Copy out every line of the records below with "lambda / C" switched to "lambda over C" and everything else left unchanged. Leave the pictures out of your copy.
## Begin RECORDS FOR THE TASK
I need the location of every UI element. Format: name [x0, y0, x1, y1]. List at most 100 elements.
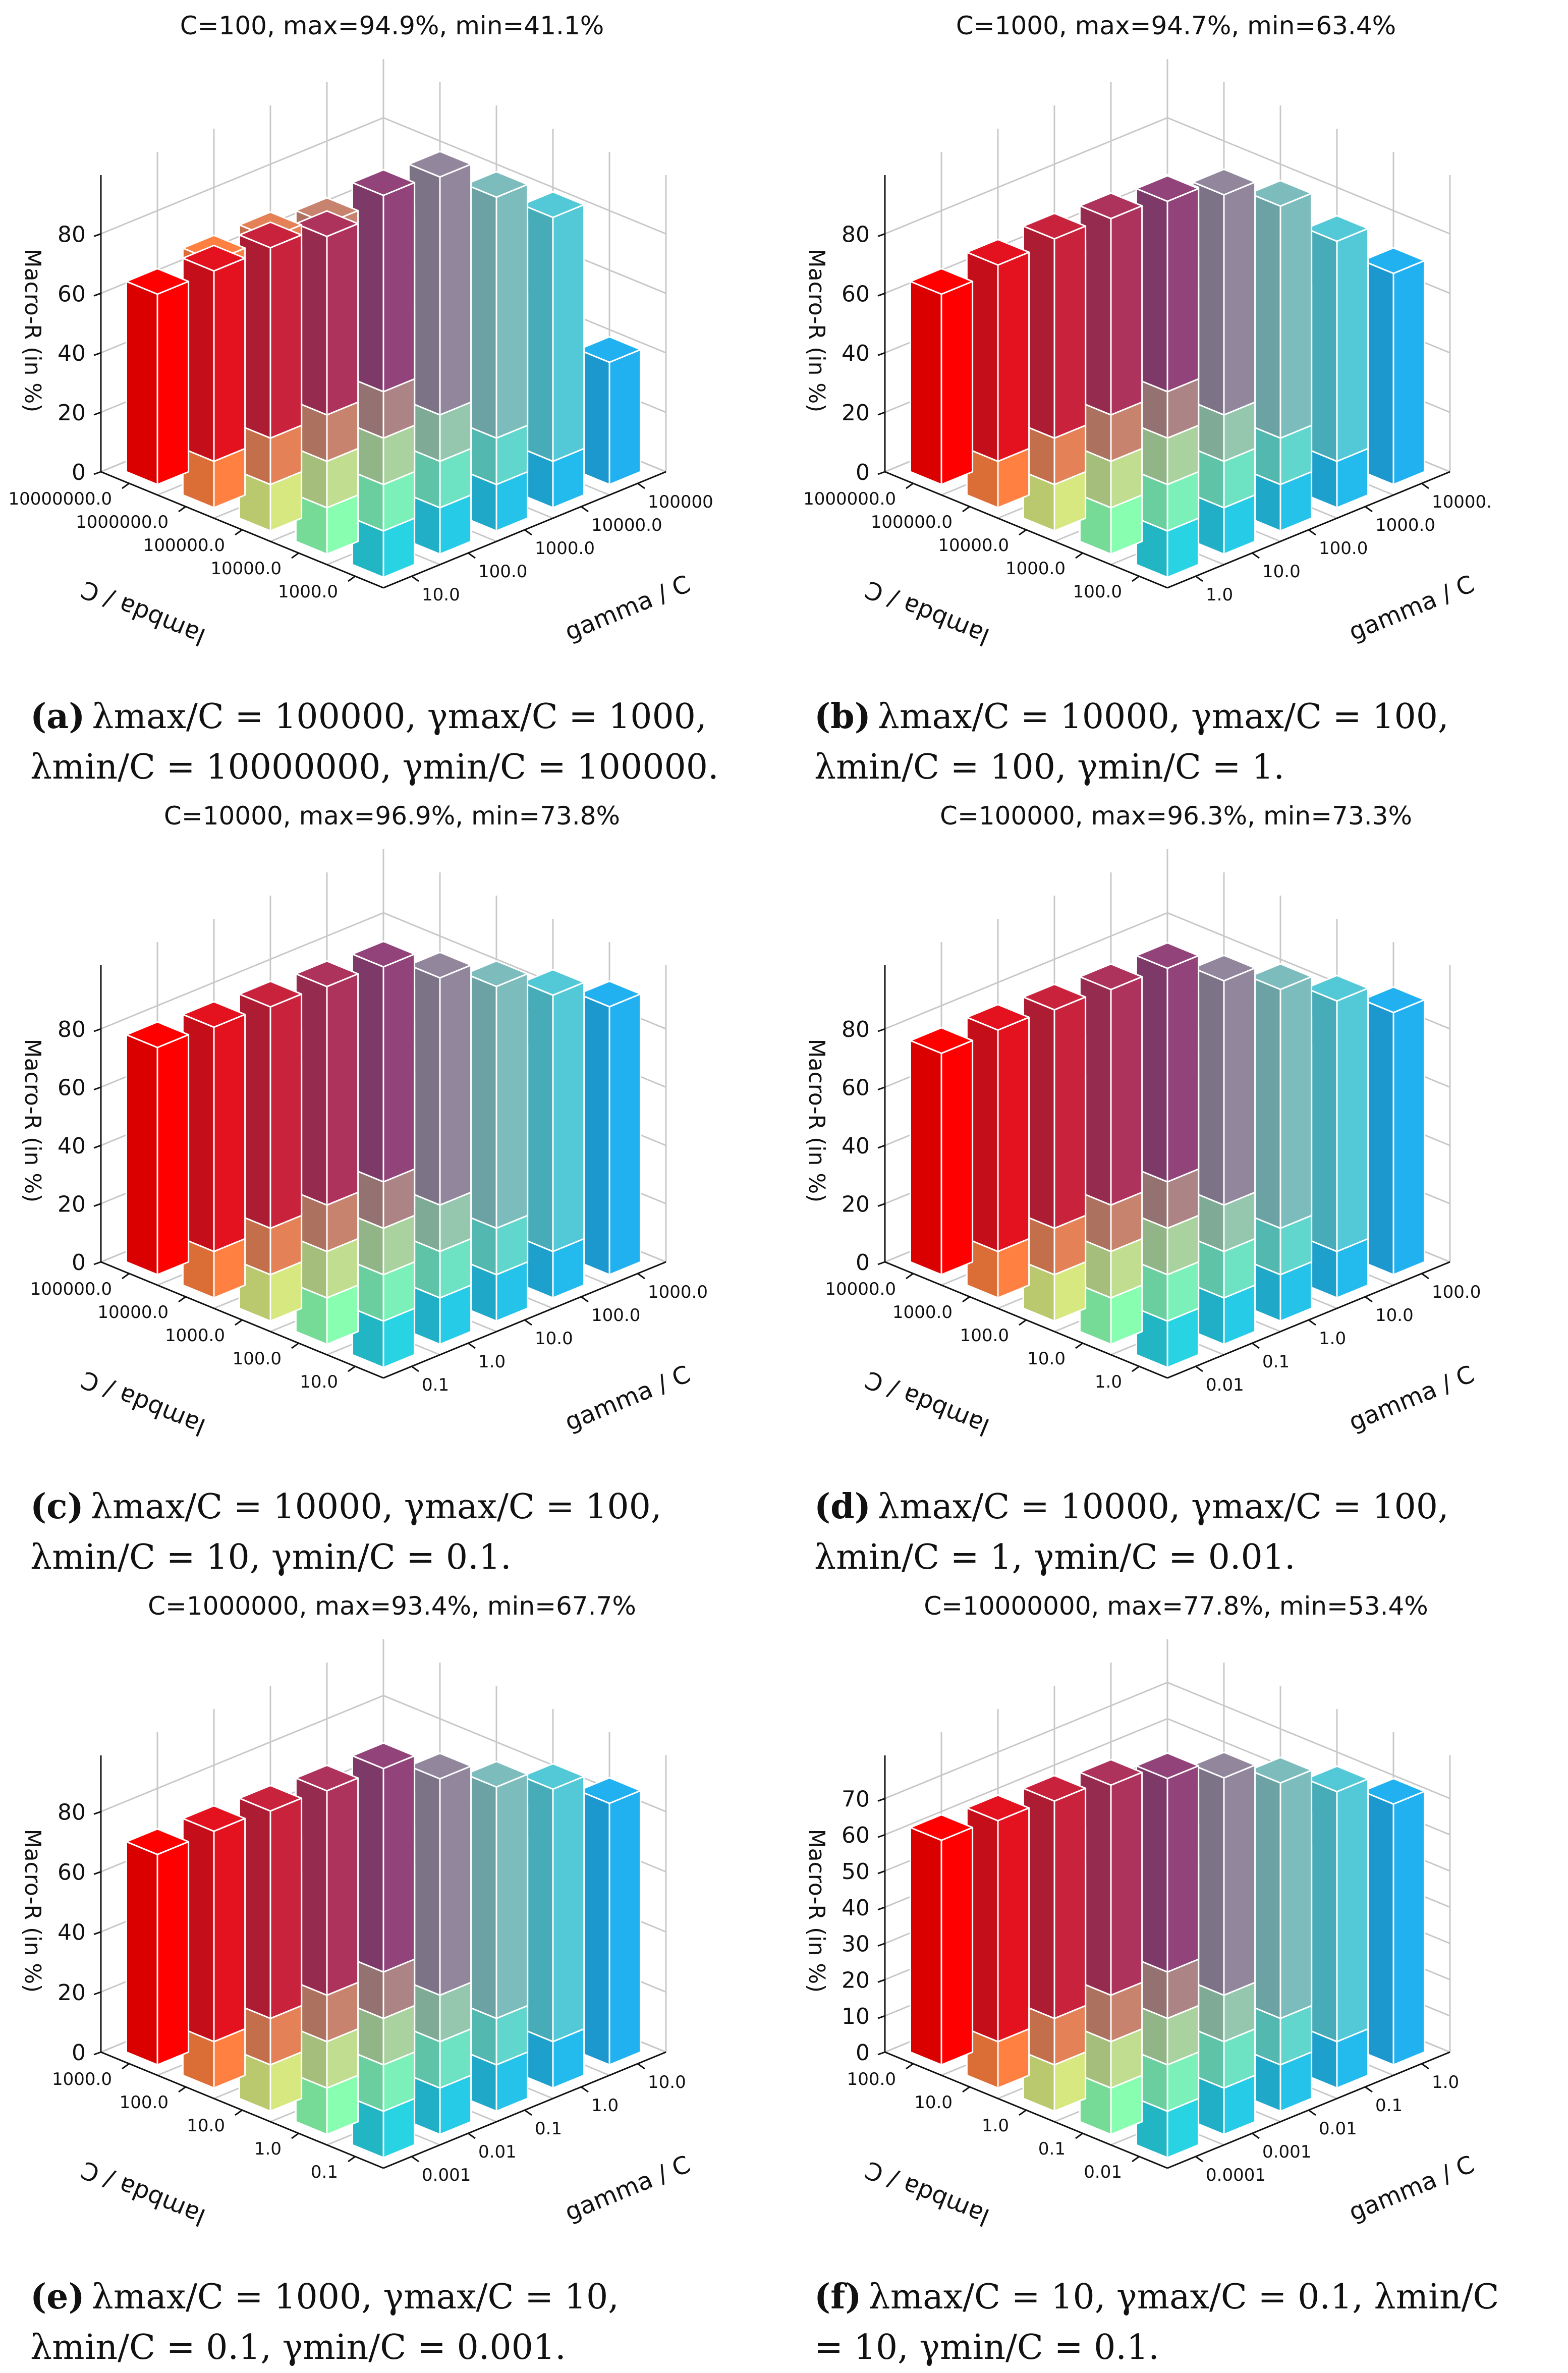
x-axis-label: lambda / C [77, 1365, 209, 1441]
z-tick-mark [93, 1203, 101, 1207]
y-tick-mark [581, 1296, 589, 1303]
bar-face-top [521, 1762, 585, 1790]
chart-title: C=100, max=94.9%, min=41.1% [180, 11, 604, 40]
y-tick-label: 0.01 [1206, 1375, 1244, 1395]
x-axis-label: lambda / C [77, 575, 209, 651]
bar-face-top [909, 267, 974, 295]
bar-face-right [1110, 1772, 1143, 1996]
z-tick-label: 20 [58, 1192, 86, 1218]
bar-face-top [1079, 963, 1143, 990]
figure-caption: (d) λmax/C = 10000, γmax/C = 100, λmin/C … [814, 1481, 1510, 1583]
bar-face-top [1305, 974, 1369, 1002]
y-tick-mark [1308, 2109, 1316, 2116]
chart-title: C=10000000, max=77.8%, min=53.4% [924, 1591, 1428, 1621]
x-tick-mark [235, 1319, 243, 1326]
figure-panel: C=1000000, max=93.4%, min=67.7% 0 20 40 60 80… [0, 1580, 784, 2370]
bar-face-right [213, 1014, 246, 1252]
bar-face-top [577, 1777, 642, 1804]
x-tick-label: 100.0 [120, 2092, 169, 2113]
bar-face-right [156, 1841, 190, 2066]
bar-face-right [326, 223, 359, 416]
y-tick-label: 0.001 [1262, 2142, 1311, 2162]
figure-caption: (c) λmax/C = 10000, γmax/C = 100, λmin/C … [30, 1481, 726, 1583]
bar [295, 1764, 359, 1996]
bar-face-right [326, 1777, 359, 1996]
bar-face-right [326, 973, 359, 1206]
bar-face-top [1135, 942, 1200, 969]
y-tick-label: 10.0 [648, 2072, 686, 2092]
bar-face-top [521, 191, 585, 218]
bar-face-right [1223, 181, 1256, 416]
bar-face-top [351, 1742, 416, 1770]
bars [909, 169, 1426, 578]
bar [351, 941, 416, 1183]
x-axis-label: lambda / C [861, 2155, 993, 2231]
y-tick-label: 10.0 [535, 1329, 573, 1349]
chart-title: C=1000, max=94.7%, min=63.4% [956, 11, 1396, 40]
bar [125, 1828, 190, 2066]
bar-face-right [940, 1827, 974, 2066]
z-tick-label: 10 [842, 2004, 870, 2029]
bar-face-right [1336, 987, 1369, 1252]
bar-face-right [997, 251, 1030, 462]
bar-face-right [1166, 188, 1200, 393]
x-tick-label: 100000.0 [143, 535, 225, 556]
x-tick-label: 1000.0 [52, 2069, 112, 2089]
bar [351, 1742, 416, 1973]
z-tick-mark [93, 1810, 101, 1815]
bar-face-right [608, 349, 642, 485]
bar [1135, 1752, 1200, 1973]
z-tick-label: 60 [842, 281, 870, 307]
bar [408, 1752, 472, 1996]
bar3d-chart: 0 20 40 60 80 Macro-R (in %) 1000000.0 100000.0… [803, 59, 1492, 651]
bar [1135, 942, 1200, 1183]
bar-face-right [495, 1773, 529, 2019]
y-tick-mark [1365, 506, 1373, 513]
z-tick-mark [93, 471, 101, 475]
y-tick-label: 0.001 [422, 2165, 471, 2185]
y-tick-label: 1.0 [1319, 1329, 1346, 1349]
caption-text: λmax/C = 10000, γmax/C = 100, λmin/C = 1… [814, 697, 1449, 787]
z-tick-label: 50 [842, 1859, 870, 1885]
bar [1305, 1765, 1369, 2043]
x-tick-label: 10.0 [300, 1372, 338, 1392]
bar-face-top [408, 1752, 472, 1780]
bar3d-chart: 0 20 40 60 80 Macro-R (in %) 10000.0 1000.0 100.… [804, 849, 1481, 1441]
bar-face-right [1392, 1790, 1426, 2066]
x-tick-label: 10000.0 [938, 535, 1009, 556]
bar-face-right [495, 973, 529, 1229]
bar-face-right [439, 1765, 472, 1996]
z-tick-label: 20 [58, 400, 86, 426]
bar [464, 171, 529, 439]
x-tick-mark [348, 1365, 356, 1372]
y-tick-mark [1421, 482, 1429, 489]
bar3d-chart: 0 20 40 60 80 Macro-R (in %) 1000.0 100.0 10.0 1.… [20, 1639, 694, 2231]
bar-face-right [382, 1755, 416, 1973]
caption-label: (d) [814, 1486, 871, 1527]
z-tick-mark [93, 1028, 101, 1032]
bar-face-top [1135, 175, 1200, 202]
bar [408, 951, 472, 1206]
bar [521, 191, 585, 462]
z-tick-mark [93, 1086, 101, 1091]
chart-title: C=10000, max=96.9%, min=73.8% [163, 801, 621, 831]
y-tick-label: 0.1 [535, 2119, 562, 2139]
x-axis-label: lambda / C [861, 575, 993, 651]
z-tick-label: 80 [58, 1799, 86, 1825]
z-tick-mark [877, 1834, 885, 1838]
y-tick-mark [411, 1365, 419, 1372]
bar-face-right [1279, 1769, 1313, 2019]
x-tick-mark [178, 1296, 186, 1303]
z-tick-label: 80 [842, 1017, 870, 1042]
bar-face-right [608, 993, 642, 1276]
bar [1192, 1751, 1256, 1996]
x-tick-label: 100000.0 [30, 1279, 112, 1299]
figure-caption: (f) λmax/C = 10, γmax/C = 0.1, λmin/C = 1… [814, 2272, 1510, 2373]
y-tick-label: 100.0 [591, 1305, 640, 1326]
caption-text: λmax/C = 100000, γmax/C = 1000, λmin/C =… [30, 697, 719, 787]
bar-face-top [182, 1805, 246, 1832]
x-tick-mark [122, 2063, 130, 2070]
bar-face-left [909, 1039, 942, 1276]
y-tick-mark [1308, 1319, 1316, 1326]
bar [1079, 192, 1143, 416]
## End RECORDS FOR THE TASK
_RESPONSE FOR THIS EXERCISE_.
I need the location of every UI element. Format: name [x0, y0, x1, y1]. List at most 100 elements.
x-axis-label: lambda over C [77, 1365, 209, 1441]
z-tick-mark [93, 1203, 101, 1207]
y-tick-mark [581, 1296, 589, 1303]
bar-face-top [521, 1762, 585, 1790]
chart-title: C=100, max=94.9%, min=41.1% [180, 11, 604, 40]
y-tick-label: 0.01 [1206, 1375, 1244, 1395]
x-axis-label: lambda over C [77, 575, 209, 651]
bar-face-top [909, 267, 974, 295]
bar-face-right [1110, 1772, 1143, 1996]
z-tick-label: 20 [58, 1192, 86, 1218]
bar-face-top [1079, 963, 1143, 990]
figure-caption: (d) λmax/C = 10000, γmax/C = 100, λmin/C … [814, 1481, 1510, 1583]
bar-face-top [1305, 974, 1369, 1002]
y-tick-mark [1308, 2109, 1316, 2116]
chart-title: C=10000000, max=77.8%, min=53.4% [924, 1591, 1428, 1621]
x-tick-mark [235, 1319, 243, 1326]
figure-panel: C=1000000, max=93.4%, min=67.7% 0 20 40 60 80… [0, 1580, 784, 2370]
bar-face-right [213, 1014, 246, 1252]
bar-face-top [577, 1777, 642, 1804]
x-tick-label: 100.0 [120, 2092, 169, 2113]
bar-face-right [156, 1841, 190, 2066]
bar-face-right [326, 223, 359, 416]
y-tick-label: 0.001 [1262, 2142, 1311, 2162]
figure-caption: (c) λmax/C = 10000, γmax/C = 100, λmin/C … [30, 1481, 726, 1583]
bar [295, 1764, 359, 1996]
bar-face-right [326, 1777, 359, 1996]
bar-face-right [326, 973, 359, 1206]
bar-face-top [1135, 942, 1200, 969]
y-tick-label: 10.0 [648, 2072, 686, 2092]
bar-face-top [521, 191, 585, 218]
bar-face-right [1223, 181, 1256, 416]
bar-face-top [351, 1742, 416, 1770]
bars [909, 169, 1426, 578]
bar [351, 941, 416, 1183]
x-axis-label: lambda over C [861, 2155, 993, 2231]
y-tick-label: 10.0 [535, 1329, 573, 1349]
chart-title: C=1000, max=94.7%, min=63.4% [956, 11, 1396, 40]
bar [125, 1828, 190, 2066]
bar-face-right [940, 1827, 974, 2066]
z-tick-label: 10 [842, 2004, 870, 2029]
bar-face-right [1336, 987, 1369, 1252]
bar-face-right [997, 251, 1030, 462]
bar-face-right [1166, 188, 1200, 393]
x-tick-label: 100000.0 [143, 535, 225, 556]
x-tick-label: 1000.0 [52, 2069, 112, 2089]
bar [351, 1742, 416, 1973]
z-tick-mark [93, 1810, 101, 1815]
bar-face-right [608, 349, 642, 485]
bar [1135, 1752, 1200, 1973]
z-tick-label: 60 [842, 281, 870, 307]
bar [408, 1752, 472, 1996]
bar3d-chart: 0 20 40 60 80 Macro-R (in %) 1000000.0 100000.0… [803, 59, 1492, 651]
bar [1135, 942, 1200, 1183]
bar-face-right [495, 1773, 529, 2019]
y-tick-mark [1365, 506, 1373, 513]
z-tick-mark [93, 471, 101, 475]
y-tick-label: 0.001 [422, 2165, 471, 2185]
y-tick-label: 1.0 [1319, 1329, 1346, 1349]
caption-text: λmax/C = 10000, γmax/C = 100, λmin/C = 1… [814, 697, 1449, 787]
z-tick-label: 50 [842, 1859, 870, 1885]
bar [1305, 1765, 1369, 2043]
x-tick-label: 10.0 [300, 1372, 338, 1392]
bar-face-top [408, 1752, 472, 1780]
bar3d-chart: 0 20 40 60 80 Macro-R (in %) 10000.0 1000.0 100.… [804, 849, 1481, 1441]
bar-face-right [1392, 1790, 1426, 2066]
x-tick-label: 10000.0 [938, 535, 1009, 556]
bar-face-right [495, 973, 529, 1229]
bar-face-right [439, 1765, 472, 1996]
z-tick-label: 20 [58, 400, 86, 426]
bar [464, 171, 529, 439]
x-tick-mark [348, 1365, 356, 1372]
y-tick-mark [1421, 482, 1429, 489]
bar3d-chart: 0 20 40 60 80 Macro-R (in %) 1000.0 100.0 10.0 1.… [20, 1639, 694, 2231]
bar-face-right [382, 1755, 416, 1973]
caption-label: (d) [814, 1486, 871, 1527]
z-tick-mark [93, 1028, 101, 1032]
bar-face-top [1135, 175, 1200, 202]
bar [408, 951, 472, 1206]
bar [521, 191, 585, 462]
z-tick-mark [93, 1086, 101, 1091]
chart-title: C=10000, max=96.9%, min=73.8% [163, 801, 621, 831]
y-tick-label: 0.1 [535, 2119, 562, 2139]
x-axis-label: lambda over C [861, 575, 993, 651]
z-tick-label: 80 [58, 1799, 86, 1825]
z-tick-mark [877, 1834, 885, 1838]
y-tick-mark [411, 1365, 419, 1372]
bar-face-right [1279, 1769, 1313, 2019]
x-tick-mark [178, 1296, 186, 1303]
z-tick-label: 80 [842, 1017, 870, 1042]
bar-face-right [608, 993, 642, 1276]
bar [1192, 1751, 1256, 1996]
x-tick-label: 100000.0 [30, 1279, 112, 1299]
figure-caption: (f) λmax/C = 10, γmax/C = 0.1, λmin/C = 1… [814, 2272, 1510, 2373]
y-tick-label: 100.0 [591, 1305, 640, 1326]
caption-text: λmax/C = 100000, γmax/C = 1000, λmin/C =… [30, 697, 719, 787]
bar-face-top [182, 1805, 246, 1832]
x-tick-mark [122, 2063, 130, 2070]
bar-face-left [909, 1039, 942, 1276]
y-tick-mark [1308, 1319, 1316, 1326]
bar [1079, 192, 1143, 416]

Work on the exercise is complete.